- _PROBLEM TO WORK ON_
All of the data should be repeated exactly; pictures are not part of the copy.

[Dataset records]
>> begin
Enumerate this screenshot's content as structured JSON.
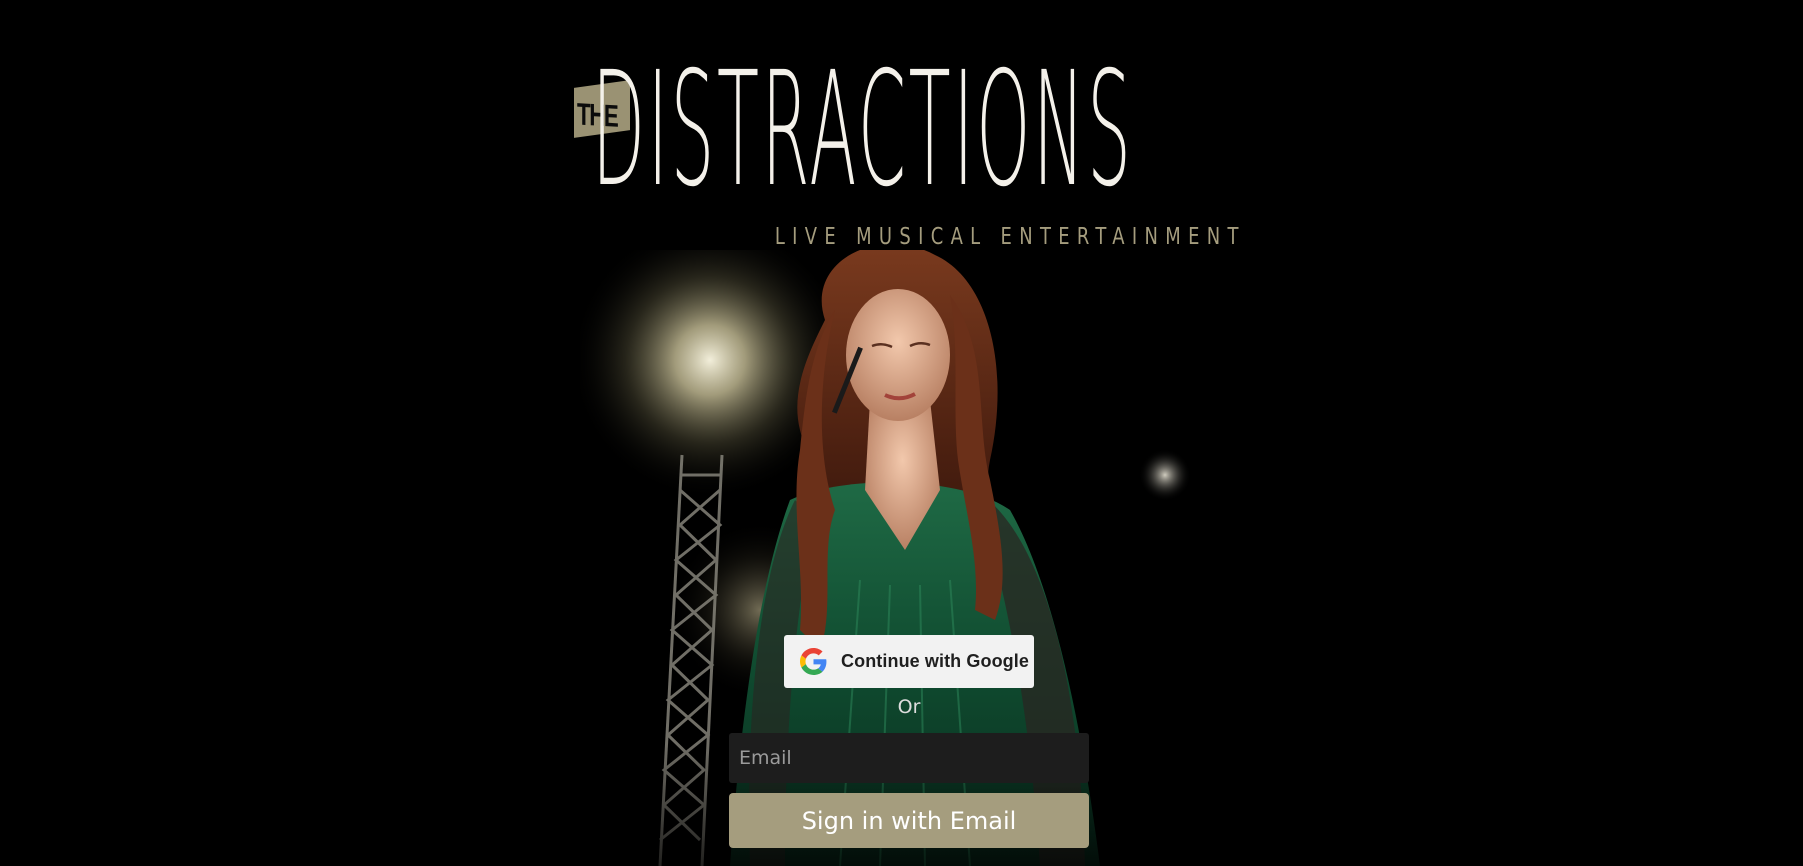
{
  "brand": {
    "logo_prefix": "THE",
    "logo_name": "DISTRACTIONS",
    "tagline": "LIVE MUSICAL ENTERTAINMENT",
    "accent_color": "#a59d7e"
  },
  "hero": {
    "icon": "performer-photo"
  },
  "auth": {
    "google_button_label": "Continue with Google",
    "google_icon": "google-g-icon",
    "divider_text": "Or",
    "email_placeholder": "Email",
    "email_value": "",
    "email_button_label": "Sign in with Email"
  }
}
>> end
- _EXERCISE RESPONSE_
Enumerate this screenshot's content as structured JSON.
{
  "brand": {
    "logo_prefix": "THE",
    "logo_name": "DISTRACTIONS",
    "tagline": "LIVE MUSICAL ENTERTAINMENT",
    "accent_color": "#a59d7e"
  },
  "hero": {
    "icon": "performer-photo"
  },
  "auth": {
    "google_button_label": "Continue with Google",
    "google_icon": "google-g-icon",
    "divider_text": "Or",
    "email_placeholder": "Email",
    "email_value": "",
    "email_button_label": "Sign in with Email"
  }
}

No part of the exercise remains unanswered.